Cass. pen. Sez. VI, Sent., (ud. 20-01-2011) 14-02-2011, n. 5577

Sentenza scelta dal dott. Domenico Cirasole direttore del sito giuridico http://www.gadit.it/

L..
Svolgimento del processo

1. Con il decreto Impugnato, la Corte di appello di Napoli ha confermato il provvedimento emesso da quel tribunale in data 10 luglio 2007, con cui sono stati confiscati a D.M.L. terreni e beni aziendali relativi ad un allevamento di bestiame, intestato al figlio convivente V. ed una autovettura Audi intestata al coniuge M.A..

__DATI FORNITI__
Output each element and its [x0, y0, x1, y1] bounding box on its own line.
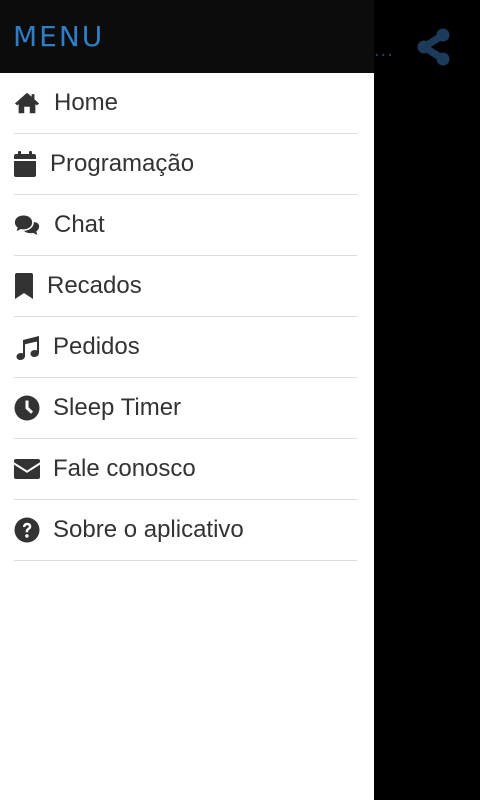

__ESERCIZIO__
Per favore, riscrivi il tratto della sentenza da "Sentenza scelta dal" fino a "al coniuge M.A..", sostituendo "Napoli" con "Salerno".

__RISPOSTA CORRETTA__
Sentenza scelta dal dott. Domenico Cirasole direttore del sito giuridico http://www.gadit.it/

L..
Svolgimento del processo

1. Con il decreto Impugnato, la Corte di appello di Salerno ha confermato il provvedimento emesso da quel tribunale in data 10 luglio 2007, con cui sono stati confiscati a D.M.L. terreni e beni aziendali relativi ad un allevamento di bestiame, intestato al figlio convivente V. ed una autovettura Audi intestata al coniuge M.A..